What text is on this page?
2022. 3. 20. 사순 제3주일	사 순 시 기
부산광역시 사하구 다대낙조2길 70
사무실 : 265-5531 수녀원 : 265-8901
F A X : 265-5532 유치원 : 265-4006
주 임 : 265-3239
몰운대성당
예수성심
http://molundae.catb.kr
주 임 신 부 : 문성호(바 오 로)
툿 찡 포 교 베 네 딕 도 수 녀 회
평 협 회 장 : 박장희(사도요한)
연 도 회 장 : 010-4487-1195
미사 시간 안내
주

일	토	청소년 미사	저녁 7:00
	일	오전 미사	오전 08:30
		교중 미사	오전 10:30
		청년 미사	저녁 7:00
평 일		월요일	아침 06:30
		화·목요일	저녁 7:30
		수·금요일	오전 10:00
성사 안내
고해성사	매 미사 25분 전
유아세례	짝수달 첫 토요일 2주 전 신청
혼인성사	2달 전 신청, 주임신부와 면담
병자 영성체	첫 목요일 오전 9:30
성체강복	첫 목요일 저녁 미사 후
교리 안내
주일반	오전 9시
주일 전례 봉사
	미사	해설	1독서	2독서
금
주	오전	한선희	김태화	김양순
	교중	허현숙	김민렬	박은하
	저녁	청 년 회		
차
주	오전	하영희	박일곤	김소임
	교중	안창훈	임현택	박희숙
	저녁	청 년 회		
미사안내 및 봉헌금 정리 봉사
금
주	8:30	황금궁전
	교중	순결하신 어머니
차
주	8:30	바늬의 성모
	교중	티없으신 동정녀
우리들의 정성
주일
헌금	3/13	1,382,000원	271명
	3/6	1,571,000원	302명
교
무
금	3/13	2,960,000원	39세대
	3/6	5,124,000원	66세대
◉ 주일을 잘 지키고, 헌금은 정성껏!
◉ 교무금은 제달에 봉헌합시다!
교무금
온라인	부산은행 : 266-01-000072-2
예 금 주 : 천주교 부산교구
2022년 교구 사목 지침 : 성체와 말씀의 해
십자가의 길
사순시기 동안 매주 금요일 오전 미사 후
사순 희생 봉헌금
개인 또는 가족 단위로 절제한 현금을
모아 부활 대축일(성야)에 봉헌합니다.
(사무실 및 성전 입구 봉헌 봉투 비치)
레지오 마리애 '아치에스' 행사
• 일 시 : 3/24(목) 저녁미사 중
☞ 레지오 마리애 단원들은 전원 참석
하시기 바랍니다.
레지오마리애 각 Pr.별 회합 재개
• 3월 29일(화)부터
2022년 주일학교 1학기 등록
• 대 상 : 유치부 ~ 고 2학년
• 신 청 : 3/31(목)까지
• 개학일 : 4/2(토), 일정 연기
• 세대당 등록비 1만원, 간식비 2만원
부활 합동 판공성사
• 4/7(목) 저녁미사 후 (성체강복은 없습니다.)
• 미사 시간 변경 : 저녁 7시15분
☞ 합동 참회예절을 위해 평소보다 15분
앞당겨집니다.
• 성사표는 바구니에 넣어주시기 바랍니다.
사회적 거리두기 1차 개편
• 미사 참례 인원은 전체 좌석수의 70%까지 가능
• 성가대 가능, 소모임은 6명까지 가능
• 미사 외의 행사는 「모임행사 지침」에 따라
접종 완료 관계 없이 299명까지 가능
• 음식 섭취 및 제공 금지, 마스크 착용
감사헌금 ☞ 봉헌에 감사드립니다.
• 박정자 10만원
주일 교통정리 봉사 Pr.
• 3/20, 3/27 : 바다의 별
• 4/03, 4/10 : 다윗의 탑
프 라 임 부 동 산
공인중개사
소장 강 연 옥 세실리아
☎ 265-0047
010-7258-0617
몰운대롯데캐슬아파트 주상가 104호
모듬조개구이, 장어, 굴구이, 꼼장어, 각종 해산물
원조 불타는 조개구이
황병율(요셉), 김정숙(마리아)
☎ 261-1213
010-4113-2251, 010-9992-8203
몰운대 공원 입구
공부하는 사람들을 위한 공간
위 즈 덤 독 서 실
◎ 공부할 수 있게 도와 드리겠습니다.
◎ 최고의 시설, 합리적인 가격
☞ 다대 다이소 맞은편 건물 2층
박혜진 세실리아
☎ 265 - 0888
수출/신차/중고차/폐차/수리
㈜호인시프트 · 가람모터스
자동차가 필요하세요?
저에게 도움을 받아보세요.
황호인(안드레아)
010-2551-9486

################

◆ Given exercise
Reproduce the listing shown above in its entirety, exactly.

◆ Final answer
What text is on this page?
2022. 3. 20. 사순 제3주일	사 순 시 기
부산광역시 사하구 다대낙조2길 70
사무실 : 265-5531 수녀원 : 265-8901
F A X : 265-5532 유치원 : 265-4006
주 임 : 265-3239
몰운대성당
예수성심
http://molundae.catb.kr
주 임 신 부 : 문성호(바 오 로)
툿 찡 포 교 베 네 딕 도 수 녀 회
평 협 회 장 : 박장희(사도요한)
연 도 회 장 : 010-4487-1195
미사 시간 안내
주

일	토	청소년 미사	저녁 7:00
	일	오전 미사	오전 08:30
		교중 미사	오전 10:30
		청년 미사	저녁 7:00
평 일		월요일	아침 06:30
		화·목요일	저녁 7:30
		수·금요일	오전 10:00
성사 안내
고해성사	매 미사 25분 전
유아세례	짝수달 첫 토요일 2주 전 신청
혼인성사	2달 전 신청, 주임신부와 면담
병자 영성체	첫 목요일 오전 9:30
성체강복	첫 목요일 저녁 미사 후
교리 안내
주일반	오전 9시
주일 전례 봉사
	미사	해설	1독서	2독서
금
주	오전	한선희	김태화	김양순
	교중	허현숙	김민렬	박은하
	저녁	청 년 회		
차
주	오전	하영희	박일곤	김소임
	교중	안창훈	임현택	박희숙
	저녁	청 년 회		
미사안내 및 봉헌금 정리 봉사
금
주	8:30	황금궁전
	교중	순결하신 어머니
차
주	8:30	바늬의 성모
	교중	티없으신 동정녀
우리들의 정성
주일
헌금	3/13	1,382,000원	271명
	3/6	1,571,000원	302명
교
무
금	3/13	2,960,000원	39세대
	3/6	5,124,000원	66세대
◉ 주일을 잘 지키고, 헌금은 정성껏!
◉ 교무금은 제달에 봉헌합시다!
교무금
온라인	부산은행 : 266-01-000072-2
예 금 주 : 천주교 부산교구
2022년 교구 사목 지침 : 성체와 말씀의 해
십자가의 길
사순시기 동안 매주 금요일 오전 미사 후
사순 희생 봉헌금
개인 또는 가족 단위로 절제한 현금을
모아 부활 대축일(성야)에 봉헌합니다.
(사무실 및 성전 입구 봉헌 봉투 비치)
레지오 마리애 '아치에스' 행사
• 일 시 : 3/24(목) 저녁미사 중
☞ 레지오 마리애 단원들은 전원 참석
하시기 바랍니다.
레지오마리애 각 Pr.별 회합 재개
• 3월 29일(화)부터
2022년 주일학교 1학기 등록
• 대 상 : 유치부 ~ 고 2학년
• 신 청 : 3/31(목)까지
• 개학일 : 4/2(토), 일정 연기
• 세대당 등록비 1만원, 간식비 2만원
부활 합동 판공성사
• 4/7(목) 저녁미사 후 (성체강복은 없습니다.)
• 미사 시간 변경 : 저녁 7시15분
☞ 합동 참회예절을 위해 평소보다 15분
앞당겨집니다.
• 성사표는 바구니에 넣어주시기 바랍니다.
사회적 거리두기 1차 개편
• 미사 참례 인원은 전체 좌석수의 70%까지 가능
• 성가대 가능, 소모임은 6명까지 가능
• 미사 외의 행사는 「모임행사 지침」에 따라
접종 완료 관계 없이 299명까지 가능
• 음식 섭취 및 제공 금지, 마스크 착용
감사헌금 ☞ 봉헌에 감사드립니다.
• 박정자 10만원
주일 교통정리 봉사 Pr.
• 3/20, 3/27 : 바다의 별
• 4/03, 4/10 : 다윗의 탑
프 라 임 부 동 산
공인중개사
소장 강 연 옥 세실리아
☎ 265-0047
010-7258-0617
몰운대롯데캐슬아파트 주상가 104호
모듬조개구이, 장어, 굴구이, 꼼장어, 각종 해산물
원조 불타는 조개구이
황병율(요셉), 김정숙(마리아)
☎ 261-1213
010-4113-2251, 010-9992-8203
몰운대 공원 입구
공부하는 사람들을 위한 공간
위 즈 덤 독 서 실
◎ 공부할 수 있게 도와 드리겠습니다.
◎ 최고의 시설, 합리적인 가격
☞ 다대 다이소 맞은편 건물 2층
박혜진 세실리아
☎ 265 - 0888
수출/신차/중고차/폐차/수리
㈜호인시프트 · 가람모터스
자동차가 필요하세요?
저에게 도움을 받아보세요.
황호인(안드레아)
010-2551-9486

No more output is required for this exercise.